| STATED EXERCISE |
Where does the string "screenshot" appear? Copy every line of the entries below that holds it.

________________________________________

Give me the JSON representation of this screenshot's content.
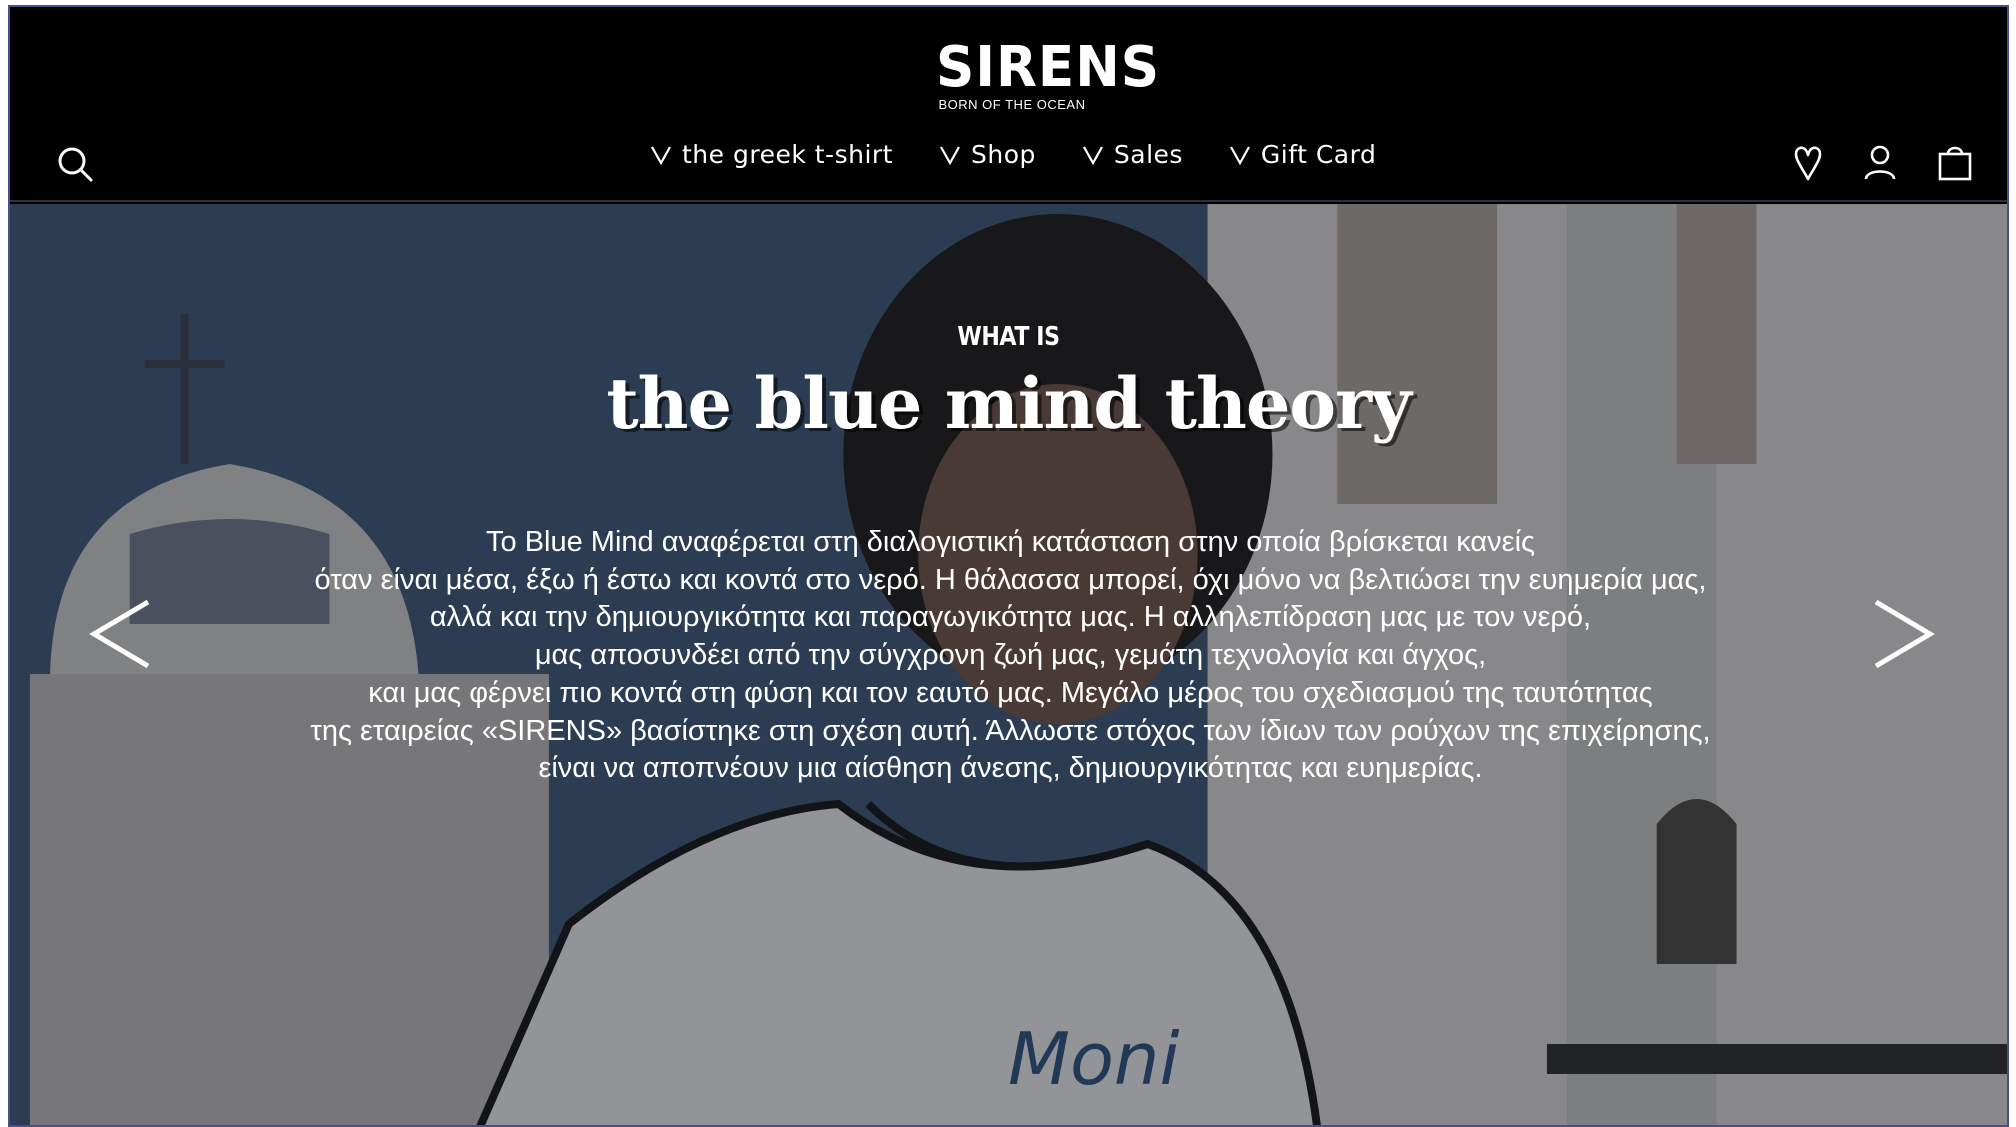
{
  "brand": {
    "logo_text": "SIRENS",
    "tagline": "BORN OF THE OCEAN"
  },
  "nav": {
    "items": [
      {
        "label": "the greek t-shirt"
      },
      {
        "label": "Shop"
      },
      {
        "label": "Sales"
      },
      {
        "label": "Gift Card"
      }
    ]
  },
  "header_icons": [
    "search-icon",
    "heart-icon",
    "user-icon",
    "bag-icon"
  ],
  "hero": {
    "kicker": "WHAT IS",
    "title": "the blue mind theory",
    "shirt_text": "Moni",
    "body_lines": [
      "Το Blue Mind αναφέρεται στη διαλογιστική κατάσταση στην οποία βρίσκεται κανείς",
      "όταν είναι μέσα, έξω ή έστω και κοντά στο νερό. Η θάλασσα μπορεί, όχι μόνο να βελτιώσει την ευημερία μας,",
      "αλλά και την δημιουργικότητα και παραγωγικότητα μας. Η αλληλεπίδραση μας με τον νερό,",
      "μας αποσυνδέει από την σύγχρονη ζωή μας, γεμάτη τεχνολογία και άγχος,",
      "και μας φέρνει πιο κοντά στη φύση και τον εαυτό μας. Μεγάλο μέρος του σχεδιασμού της ταυτότητας",
      "της εταιρείας «SIRENS» βασίστηκε στη σχέση αυτή. Άλλωστε στόχος των ίδιων των ρούχων της επιχείρησης,",
      "είναι να αποπνέουν μια αίσθηση άνεσης, δημιουργικότητας και ευημερίας."
    ]
  },
  "colors": {
    "header_bg": "#000000",
    "text": "#ffffff",
    "frame_border": "#4a4f8a",
    "shirt_text": "#2a4f7a"
  }
}
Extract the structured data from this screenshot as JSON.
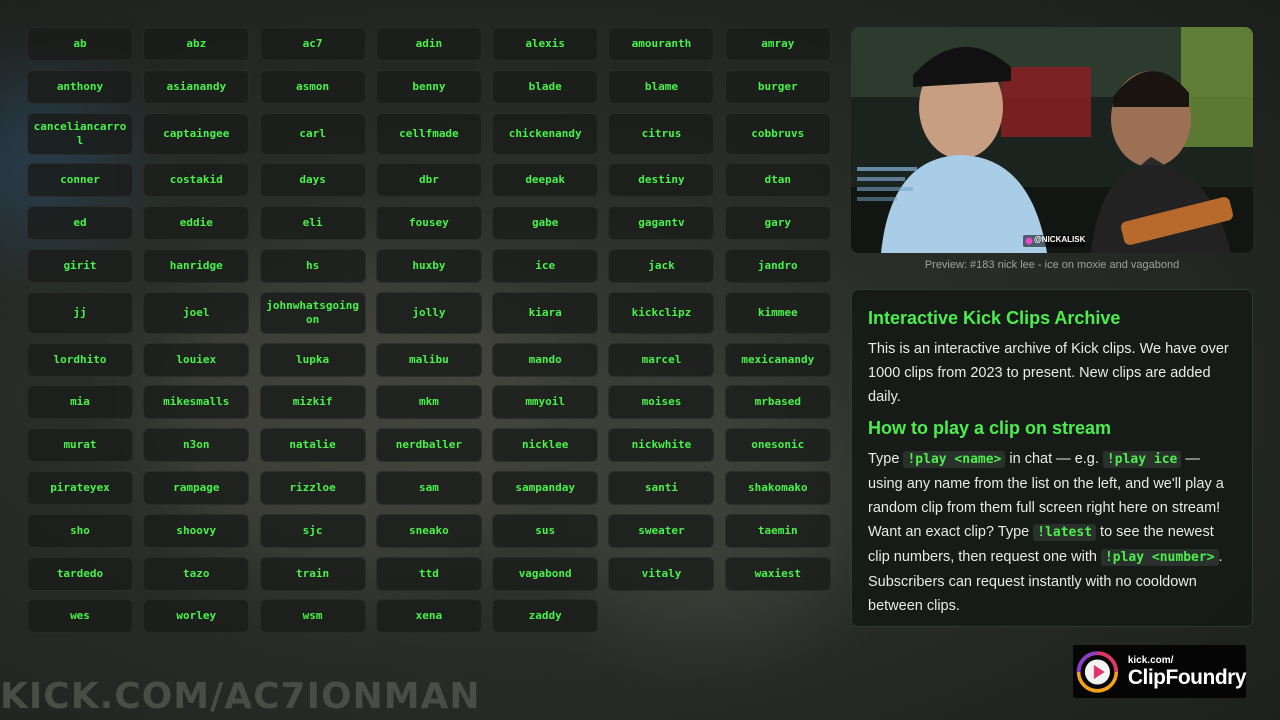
{
  "names": [
    [
      "ab",
      "abz",
      "ac7",
      "adin",
      "alexis",
      "amouranth",
      "amray"
    ],
    [
      "anthony",
      "asianandy",
      "asmon",
      "benny",
      "blade",
      "blame",
      "burger"
    ],
    [
      "canceliancarrol",
      "captaingee",
      "carl",
      "cellfmade",
      "chickenandy",
      "citrus",
      "cobbruvs"
    ],
    [
      "conner",
      "costakid",
      "days",
      "dbr",
      "deepak",
      "destiny",
      "dtan"
    ],
    [
      "ed",
      "eddie",
      "eli",
      "fousey",
      "gabe",
      "gagantv",
      "gary"
    ],
    [
      "girit",
      "hanridge",
      "hs",
      "huxby",
      "ice",
      "jack",
      "jandro"
    ],
    [
      "jj",
      "joel",
      "johnwhatsgoingon",
      "jolly",
      "kiara",
      "kickclipz",
      "kimmee"
    ],
    [
      "lordhito",
      "louiex",
      "lupka",
      "malibu",
      "mando",
      "marcel",
      "mexicanandy"
    ],
    [
      "mia",
      "mikesmalls",
      "mizkif",
      "mkm",
      "mmyoil",
      "moises",
      "mrbased"
    ],
    [
      "murat",
      "n3on",
      "natalie",
      "nerdballer",
      "nicklee",
      "nickwhite",
      "onesonic"
    ],
    [
      "pirateyex",
      "rampage",
      "rizzloe",
      "sam",
      "sampanday",
      "santi",
      "shakomako"
    ],
    [
      "sho",
      "shoovy",
      "sjc",
      "sneako",
      "sus",
      "sweater",
      "taemin"
    ],
    [
      "tardedo",
      "tazo",
      "train",
      "ttd",
      "vagabond",
      "vitaly",
      "waxiest"
    ],
    [
      "wes",
      "worley",
      "wsm",
      "xena",
      "zaddy"
    ]
  ],
  "preview": {
    "caption": "Preview: #183 nick lee - ice on moxie and vagabond",
    "overlay_tag": "@NICKALISK"
  },
  "info": {
    "title1": "Interactive Kick Clips Archive",
    "intro": "This is an interactive archive of Kick clips. We have over 1000 clips from 2023 to present. New clips are added daily.",
    "title2": "How to play a clip on stream",
    "how_1": "Type ",
    "code_play_name": "!play <name>",
    "how_2": " in chat — e.g. ",
    "code_play_ice": "!play ice",
    "how_3": " — using any name from the list on the left, and we'll play a random clip from them full screen right here on stream! Want an exact clip? Type ",
    "code_latest": "!latest",
    "how_4": " to see the newest clip numbers, then request one with ",
    "code_play_number": "!play <number>",
    "how_5": ". Subscribers can request instantly with no cooldown between clips."
  },
  "logo": {
    "small": "kick.com/",
    "big": "ClipFoundry"
  },
  "watermark": "KICK.COM/AC7IONMAN",
  "colors": {
    "accent": "#4bee4d",
    "button_text": "#49f24b",
    "panel_bg": "#161a17"
  }
}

________________________________________

| ANSWER TO THE EXERCISE |
Give me the JSON representation of this screenshot's content.
Extract the structured data from this screenshot as JSON.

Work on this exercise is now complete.